== Source passage

Association between emergency medical services' response times, low socioeconomic status, and poorer outcomes in out-of-hospital cardiac arrest: the MEDIC multicenter retrospective cohort study for disparities in access to prehospital critical care in the
Prolonged emergency medical services' response times (EMS-RT) are associated with poorer outcomes in out-of-hospital cardiac arrest (OHCA). The patient access time interval (PATI), from vehicle stop until contact with patient, may be increased in areas with low socioeconomic status (SES).
The objective of this study is to identify predictors of prolonged EMS-RT intervals, and to evaluate associations with clinical outcomes in OHCAs occurring in the largest metropolitan area in France.
Using the Utstein-style, prospectively implemented, population-based SDEC registry for OHCAs, we conducted a multicenter, region-wide, retrospective cohort study of EMS dispatches for OHCA cases occurring in the 124 cities of the Greater Paris area, France, between January 1, 2017 and December 31, 2018.
Adult, nontraumatic, EMS-assessed, non-EMS witnessed OHCAs.
Geographic location and scene-level SES.
The primary outcome was the EMS-RT interval, from activation until arrival at patient's side. As secondary outcomes, we evaluated patient access outcomes of: (1) dispatch-to-patient contact interval ('EMS-RT'); and (2) vehicle scene arrival-to-patient contact interval (PATI); and patient clinical outcomes of: (1) death; and (2) unfavorable neurological status, both at 30 days. Area-level SES was assessed at census tract level using the European Deprivation Index (EDI; continuous, and divided into quintiles, Q5 = most deprived). We fitted multilevel mixed-effects regression models to identify predictors of patient access outcomes, and their association with clinical outcomes.

====
== Dataset

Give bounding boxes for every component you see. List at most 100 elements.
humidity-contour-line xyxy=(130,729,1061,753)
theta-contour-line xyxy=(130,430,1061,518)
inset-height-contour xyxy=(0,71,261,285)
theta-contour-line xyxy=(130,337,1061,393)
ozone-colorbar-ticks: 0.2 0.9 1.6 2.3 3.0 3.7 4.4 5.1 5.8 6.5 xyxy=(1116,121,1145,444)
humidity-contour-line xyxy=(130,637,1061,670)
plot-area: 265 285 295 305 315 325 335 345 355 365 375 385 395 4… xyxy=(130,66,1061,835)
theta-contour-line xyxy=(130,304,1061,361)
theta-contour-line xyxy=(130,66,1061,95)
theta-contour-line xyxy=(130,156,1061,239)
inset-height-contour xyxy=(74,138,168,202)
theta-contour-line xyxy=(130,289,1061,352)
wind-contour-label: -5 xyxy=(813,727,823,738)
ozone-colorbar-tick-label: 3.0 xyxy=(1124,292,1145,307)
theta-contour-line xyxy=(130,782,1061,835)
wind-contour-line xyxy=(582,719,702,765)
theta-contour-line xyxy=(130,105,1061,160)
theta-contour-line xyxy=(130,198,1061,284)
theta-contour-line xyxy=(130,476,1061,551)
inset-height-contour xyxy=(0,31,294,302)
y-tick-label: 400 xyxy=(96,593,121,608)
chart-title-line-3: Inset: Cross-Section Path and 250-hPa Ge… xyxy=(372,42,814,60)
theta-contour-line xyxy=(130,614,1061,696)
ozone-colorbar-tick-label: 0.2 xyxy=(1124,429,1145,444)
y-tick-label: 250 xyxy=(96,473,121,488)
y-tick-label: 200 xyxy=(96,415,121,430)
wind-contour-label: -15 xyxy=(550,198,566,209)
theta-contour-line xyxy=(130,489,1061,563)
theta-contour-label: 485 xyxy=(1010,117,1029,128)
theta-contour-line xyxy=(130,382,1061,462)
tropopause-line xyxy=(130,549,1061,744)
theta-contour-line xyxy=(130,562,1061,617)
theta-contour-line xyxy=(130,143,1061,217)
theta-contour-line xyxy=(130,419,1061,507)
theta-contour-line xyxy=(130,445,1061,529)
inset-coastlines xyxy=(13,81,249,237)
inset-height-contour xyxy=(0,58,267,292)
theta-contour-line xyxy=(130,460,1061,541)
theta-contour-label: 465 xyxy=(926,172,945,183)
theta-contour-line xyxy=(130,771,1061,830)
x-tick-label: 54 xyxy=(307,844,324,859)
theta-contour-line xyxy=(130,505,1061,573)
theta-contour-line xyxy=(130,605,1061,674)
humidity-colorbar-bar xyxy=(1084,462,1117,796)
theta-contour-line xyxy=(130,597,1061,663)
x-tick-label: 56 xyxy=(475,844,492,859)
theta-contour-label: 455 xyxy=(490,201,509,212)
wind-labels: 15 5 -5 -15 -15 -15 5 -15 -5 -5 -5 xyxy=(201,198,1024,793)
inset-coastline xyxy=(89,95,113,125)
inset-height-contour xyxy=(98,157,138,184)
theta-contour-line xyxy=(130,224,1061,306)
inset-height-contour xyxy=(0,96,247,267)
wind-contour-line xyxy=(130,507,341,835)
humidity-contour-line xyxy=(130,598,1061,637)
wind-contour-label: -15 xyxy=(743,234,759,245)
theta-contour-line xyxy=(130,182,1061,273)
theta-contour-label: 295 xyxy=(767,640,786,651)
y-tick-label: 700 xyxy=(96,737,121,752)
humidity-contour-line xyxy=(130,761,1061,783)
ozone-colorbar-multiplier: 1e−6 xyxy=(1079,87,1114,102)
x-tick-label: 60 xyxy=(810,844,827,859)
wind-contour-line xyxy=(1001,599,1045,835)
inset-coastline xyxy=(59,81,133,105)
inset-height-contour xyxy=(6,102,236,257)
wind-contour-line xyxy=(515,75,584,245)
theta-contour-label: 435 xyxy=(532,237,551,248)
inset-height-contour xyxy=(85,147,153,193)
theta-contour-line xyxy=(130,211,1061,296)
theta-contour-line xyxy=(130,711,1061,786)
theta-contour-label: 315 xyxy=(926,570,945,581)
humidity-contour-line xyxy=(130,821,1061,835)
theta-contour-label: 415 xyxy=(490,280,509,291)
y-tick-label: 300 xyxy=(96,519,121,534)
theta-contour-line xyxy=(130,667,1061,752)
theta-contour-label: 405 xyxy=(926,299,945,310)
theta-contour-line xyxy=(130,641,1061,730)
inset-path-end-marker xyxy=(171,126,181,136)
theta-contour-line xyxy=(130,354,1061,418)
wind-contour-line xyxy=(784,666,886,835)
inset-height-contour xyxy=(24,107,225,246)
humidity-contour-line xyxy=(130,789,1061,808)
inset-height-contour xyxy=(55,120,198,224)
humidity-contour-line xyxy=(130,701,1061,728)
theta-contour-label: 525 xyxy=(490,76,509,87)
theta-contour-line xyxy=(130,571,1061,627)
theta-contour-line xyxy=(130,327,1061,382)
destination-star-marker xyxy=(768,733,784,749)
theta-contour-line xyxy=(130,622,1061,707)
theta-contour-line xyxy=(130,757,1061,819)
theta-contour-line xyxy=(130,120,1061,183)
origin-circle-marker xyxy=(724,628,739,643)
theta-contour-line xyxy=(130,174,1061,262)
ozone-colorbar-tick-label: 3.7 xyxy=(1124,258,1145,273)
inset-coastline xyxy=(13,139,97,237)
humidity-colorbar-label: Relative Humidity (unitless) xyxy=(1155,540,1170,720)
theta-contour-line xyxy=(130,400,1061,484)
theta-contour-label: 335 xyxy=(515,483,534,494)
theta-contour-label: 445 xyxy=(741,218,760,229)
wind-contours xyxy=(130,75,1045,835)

====

Task instructions - Extend the abstract on EMS response times and cardiac arrest outcomes in Greater Paris, starting after its final sentence. The records have no connection to the text on emergency response times in cardiac arrest.

Exercise response -
We included 4082 cases; the median EMS-RT was 10.85 min (interquartile range [8.87-13.15]), and 138 (3.4%) survived to hospital discharge. Independent predictors of increased EMS-RT and PATI were age >65, female sex, residential location, occurrence at elevated floors, arrest unwitnessed by a bystander, and low EDI (all P < 0.018). After multivariable analysis, an overall EMS-RT interval >8 min was associated with higher mortality and poorer neurological status at hospital discharge (both P < 0.001).
In OHCA cases occurring in the Greater Paris metropolitan area, after adjustment for scene characteristics, EMS delays until patient contact were longer in neighborhoods of low SES, and were associated with poorer clinical outcomes.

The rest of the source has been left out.